## The request
Your task is to transcribe all the entries exactly, excluding pictures.

[Begin Listed entries]

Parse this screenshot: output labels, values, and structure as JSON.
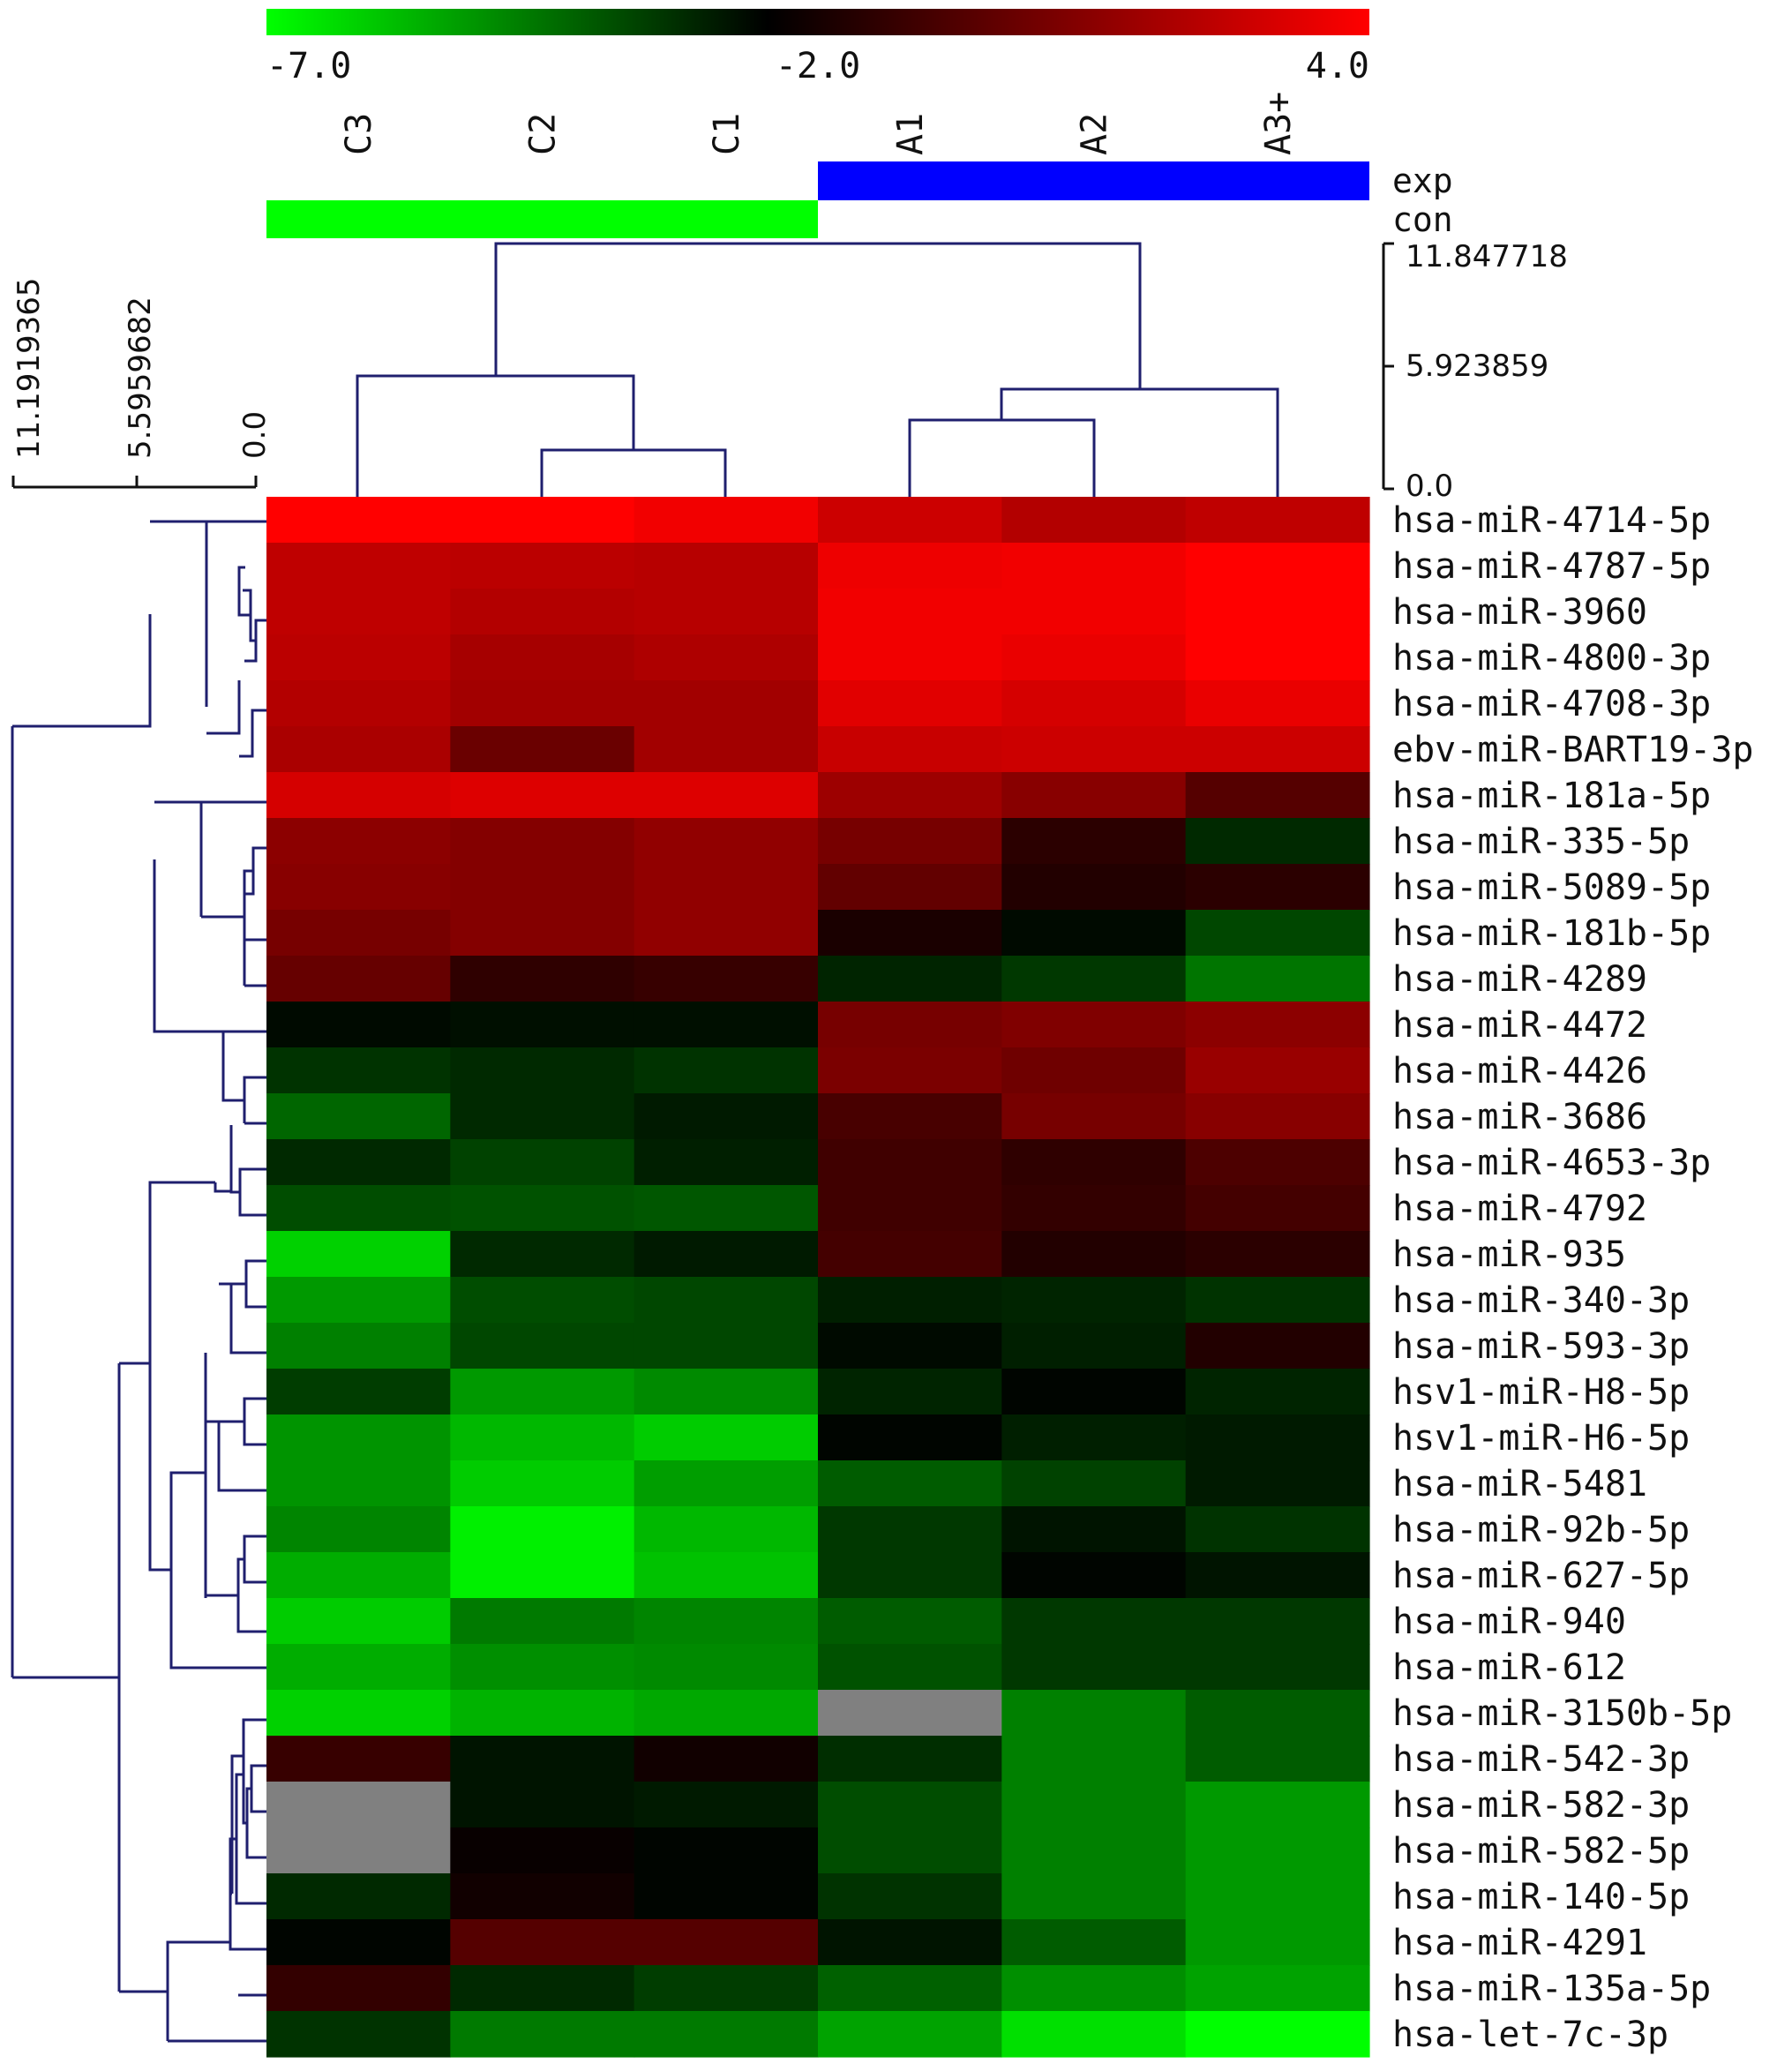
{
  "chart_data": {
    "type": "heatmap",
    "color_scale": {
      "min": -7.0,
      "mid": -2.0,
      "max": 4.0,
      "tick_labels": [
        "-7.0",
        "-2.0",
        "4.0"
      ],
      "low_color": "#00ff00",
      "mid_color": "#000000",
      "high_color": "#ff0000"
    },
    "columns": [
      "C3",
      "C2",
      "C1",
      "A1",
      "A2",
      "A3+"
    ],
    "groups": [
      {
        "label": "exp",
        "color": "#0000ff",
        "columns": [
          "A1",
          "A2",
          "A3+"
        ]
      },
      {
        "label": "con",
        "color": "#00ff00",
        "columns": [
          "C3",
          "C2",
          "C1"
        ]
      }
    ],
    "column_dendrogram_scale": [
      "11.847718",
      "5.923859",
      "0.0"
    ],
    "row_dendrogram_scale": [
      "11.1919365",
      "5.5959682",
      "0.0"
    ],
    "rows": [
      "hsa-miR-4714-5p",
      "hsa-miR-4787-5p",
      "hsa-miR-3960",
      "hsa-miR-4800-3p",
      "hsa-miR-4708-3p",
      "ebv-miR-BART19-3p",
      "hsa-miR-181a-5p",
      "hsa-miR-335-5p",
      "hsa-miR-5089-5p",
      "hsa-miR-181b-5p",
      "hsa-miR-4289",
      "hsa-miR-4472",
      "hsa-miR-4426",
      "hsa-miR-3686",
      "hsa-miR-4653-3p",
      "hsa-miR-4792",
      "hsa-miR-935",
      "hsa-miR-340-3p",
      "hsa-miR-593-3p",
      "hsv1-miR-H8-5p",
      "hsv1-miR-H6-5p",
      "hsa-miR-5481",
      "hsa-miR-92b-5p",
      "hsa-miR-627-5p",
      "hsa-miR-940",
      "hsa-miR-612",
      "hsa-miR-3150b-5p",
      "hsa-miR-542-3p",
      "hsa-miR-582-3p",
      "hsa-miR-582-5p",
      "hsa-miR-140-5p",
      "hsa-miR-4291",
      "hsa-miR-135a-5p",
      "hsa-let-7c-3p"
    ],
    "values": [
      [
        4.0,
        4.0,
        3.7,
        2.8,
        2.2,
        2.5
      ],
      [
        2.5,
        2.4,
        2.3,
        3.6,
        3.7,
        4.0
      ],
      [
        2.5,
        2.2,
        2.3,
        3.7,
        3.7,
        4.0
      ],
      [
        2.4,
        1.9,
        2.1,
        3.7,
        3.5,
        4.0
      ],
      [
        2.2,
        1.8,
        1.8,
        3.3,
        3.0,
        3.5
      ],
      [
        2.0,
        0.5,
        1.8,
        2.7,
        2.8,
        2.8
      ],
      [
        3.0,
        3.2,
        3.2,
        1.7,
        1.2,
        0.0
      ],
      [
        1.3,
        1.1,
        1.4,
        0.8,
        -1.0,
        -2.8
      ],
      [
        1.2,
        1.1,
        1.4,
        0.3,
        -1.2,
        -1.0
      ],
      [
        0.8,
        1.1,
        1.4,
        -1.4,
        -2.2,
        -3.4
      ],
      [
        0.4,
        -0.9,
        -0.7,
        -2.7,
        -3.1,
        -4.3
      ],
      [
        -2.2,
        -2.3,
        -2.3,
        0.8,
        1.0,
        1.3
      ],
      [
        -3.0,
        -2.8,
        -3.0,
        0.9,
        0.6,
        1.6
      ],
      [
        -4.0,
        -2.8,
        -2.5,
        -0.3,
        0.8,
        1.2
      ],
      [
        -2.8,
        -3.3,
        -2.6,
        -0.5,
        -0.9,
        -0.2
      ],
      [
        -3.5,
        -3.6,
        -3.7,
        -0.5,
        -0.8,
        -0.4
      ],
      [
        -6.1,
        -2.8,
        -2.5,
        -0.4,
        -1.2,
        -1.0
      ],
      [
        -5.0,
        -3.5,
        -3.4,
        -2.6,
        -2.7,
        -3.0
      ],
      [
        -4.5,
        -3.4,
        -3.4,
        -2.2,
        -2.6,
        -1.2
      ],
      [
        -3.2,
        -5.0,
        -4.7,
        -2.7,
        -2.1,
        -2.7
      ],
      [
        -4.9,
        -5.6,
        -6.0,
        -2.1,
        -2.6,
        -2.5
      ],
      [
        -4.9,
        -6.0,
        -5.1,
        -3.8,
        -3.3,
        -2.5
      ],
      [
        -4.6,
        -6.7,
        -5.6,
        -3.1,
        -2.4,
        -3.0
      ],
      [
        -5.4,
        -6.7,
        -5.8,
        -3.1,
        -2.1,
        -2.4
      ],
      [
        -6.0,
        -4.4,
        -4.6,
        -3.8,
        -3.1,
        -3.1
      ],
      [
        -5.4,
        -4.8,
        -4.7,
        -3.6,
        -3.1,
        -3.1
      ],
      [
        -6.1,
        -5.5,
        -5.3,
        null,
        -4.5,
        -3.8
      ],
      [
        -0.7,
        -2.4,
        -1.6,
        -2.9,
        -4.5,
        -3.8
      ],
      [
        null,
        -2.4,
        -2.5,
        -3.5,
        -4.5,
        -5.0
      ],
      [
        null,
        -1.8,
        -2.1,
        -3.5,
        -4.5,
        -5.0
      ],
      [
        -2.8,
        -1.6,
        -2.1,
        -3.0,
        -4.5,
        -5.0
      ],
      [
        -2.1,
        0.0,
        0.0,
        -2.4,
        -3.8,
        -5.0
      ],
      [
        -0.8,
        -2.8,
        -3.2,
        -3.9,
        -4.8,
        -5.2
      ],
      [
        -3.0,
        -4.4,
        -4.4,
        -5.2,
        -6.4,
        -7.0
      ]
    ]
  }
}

[End Listed entries]

## Reply
Parse this screenshot: output labels, values, and structure as JSON.
{
  "chart_data": {
    "type": "heatmap",
    "color_scale": {
      "min": -7.0,
      "mid": -2.0,
      "max": 4.0,
      "tick_labels": [
        "-7.0",
        "-2.0",
        "4.0"
      ],
      "low_color": "#00ff00",
      "mid_color": "#000000",
      "high_color": "#ff0000"
    },
    "columns": [
      "C3",
      "C2",
      "C1",
      "A1",
      "A2",
      "A3+"
    ],
    "groups": [
      {
        "label": "exp",
        "color": "#0000ff",
        "columns": [
          "A1",
          "A2",
          "A3+"
        ]
      },
      {
        "label": "con",
        "color": "#00ff00",
        "columns": [
          "C3",
          "C2",
          "C1"
        ]
      }
    ],
    "column_dendrogram_scale": [
      "11.847718",
      "5.923859",
      "0.0"
    ],
    "row_dendrogram_scale": [
      "11.1919365",
      "5.5959682",
      "0.0"
    ],
    "rows": [
      "hsa-miR-4714-5p",
      "hsa-miR-4787-5p",
      "hsa-miR-3960",
      "hsa-miR-4800-3p",
      "hsa-miR-4708-3p",
      "ebv-miR-BART19-3p",
      "hsa-miR-181a-5p",
      "hsa-miR-335-5p",
      "hsa-miR-5089-5p",
      "hsa-miR-181b-5p",
      "hsa-miR-4289",
      "hsa-miR-4472",
      "hsa-miR-4426",
      "hsa-miR-3686",
      "hsa-miR-4653-3p",
      "hsa-miR-4792",
      "hsa-miR-935",
      "hsa-miR-340-3p",
      "hsa-miR-593-3p",
      "hsv1-miR-H8-5p",
      "hsv1-miR-H6-5p",
      "hsa-miR-5481",
      "hsa-miR-92b-5p",
      "hsa-miR-627-5p",
      "hsa-miR-940",
      "hsa-miR-612",
      "hsa-miR-3150b-5p",
      "hsa-miR-542-3p",
      "hsa-miR-582-3p",
      "hsa-miR-582-5p",
      "hsa-miR-140-5p",
      "hsa-miR-4291",
      "hsa-miR-135a-5p",
      "hsa-let-7c-3p"
    ],
    "values": [
      [
        4.0,
        4.0,
        3.7,
        2.8,
        2.2,
        2.5
      ],
      [
        2.5,
        2.4,
        2.3,
        3.6,
        3.7,
        4.0
      ],
      [
        2.5,
        2.2,
        2.3,
        3.7,
        3.7,
        4.0
      ],
      [
        2.4,
        1.9,
        2.1,
        3.7,
        3.5,
        4.0
      ],
      [
        2.2,
        1.8,
        1.8,
        3.3,
        3.0,
        3.5
      ],
      [
        2.0,
        0.5,
        1.8,
        2.7,
        2.8,
        2.8
      ],
      [
        3.0,
        3.2,
        3.2,
        1.7,
        1.2,
        0.0
      ],
      [
        1.3,
        1.1,
        1.4,
        0.8,
        -1.0,
        -2.8
      ],
      [
        1.2,
        1.1,
        1.4,
        0.3,
        -1.2,
        -1.0
      ],
      [
        0.8,
        1.1,
        1.4,
        -1.4,
        -2.2,
        -3.4
      ],
      [
        0.4,
        -0.9,
        -0.7,
        -2.7,
        -3.1,
        -4.3
      ],
      [
        -2.2,
        -2.3,
        -2.3,
        0.8,
        1.0,
        1.3
      ],
      [
        -3.0,
        -2.8,
        -3.0,
        0.9,
        0.6,
        1.6
      ],
      [
        -4.0,
        -2.8,
        -2.5,
        -0.3,
        0.8,
        1.2
      ],
      [
        -2.8,
        -3.3,
        -2.6,
        -0.5,
        -0.9,
        -0.2
      ],
      [
        -3.5,
        -3.6,
        -3.7,
        -0.5,
        -0.8,
        -0.4
      ],
      [
        -6.1,
        -2.8,
        -2.5,
        -0.4,
        -1.2,
        -1.0
      ],
      [
        -5.0,
        -3.5,
        -3.4,
        -2.6,
        -2.7,
        -3.0
      ],
      [
        -4.5,
        -3.4,
        -3.4,
        -2.2,
        -2.6,
        -1.2
      ],
      [
        -3.2,
        -5.0,
        -4.7,
        -2.7,
        -2.1,
        -2.7
      ],
      [
        -4.9,
        -5.6,
        -6.0,
        -2.1,
        -2.6,
        -2.5
      ],
      [
        -4.9,
        -6.0,
        -5.1,
        -3.8,
        -3.3,
        -2.5
      ],
      [
        -4.6,
        -6.7,
        -5.6,
        -3.1,
        -2.4,
        -3.0
      ],
      [
        -5.4,
        -6.7,
        -5.8,
        -3.1,
        -2.1,
        -2.4
      ],
      [
        -6.0,
        -4.4,
        -4.6,
        -3.8,
        -3.1,
        -3.1
      ],
      [
        -5.4,
        -4.8,
        -4.7,
        -3.6,
        -3.1,
        -3.1
      ],
      [
        -6.1,
        -5.5,
        -5.3,
        null,
        -4.5,
        -3.8
      ],
      [
        -0.7,
        -2.4,
        -1.6,
        -2.9,
        -4.5,
        -3.8
      ],
      [
        null,
        -2.4,
        -2.5,
        -3.5,
        -4.5,
        -5.0
      ],
      [
        null,
        -1.8,
        -2.1,
        -3.5,
        -4.5,
        -5.0
      ],
      [
        -2.8,
        -1.6,
        -2.1,
        -3.0,
        -4.5,
        -5.0
      ],
      [
        -2.1,
        0.0,
        0.0,
        -2.4,
        -3.8,
        -5.0
      ],
      [
        -0.8,
        -2.8,
        -3.2,
        -3.9,
        -4.8,
        -5.2
      ],
      [
        -3.0,
        -4.4,
        -4.4,
        -5.2,
        -6.4,
        -7.0
      ]
    ]
  }
}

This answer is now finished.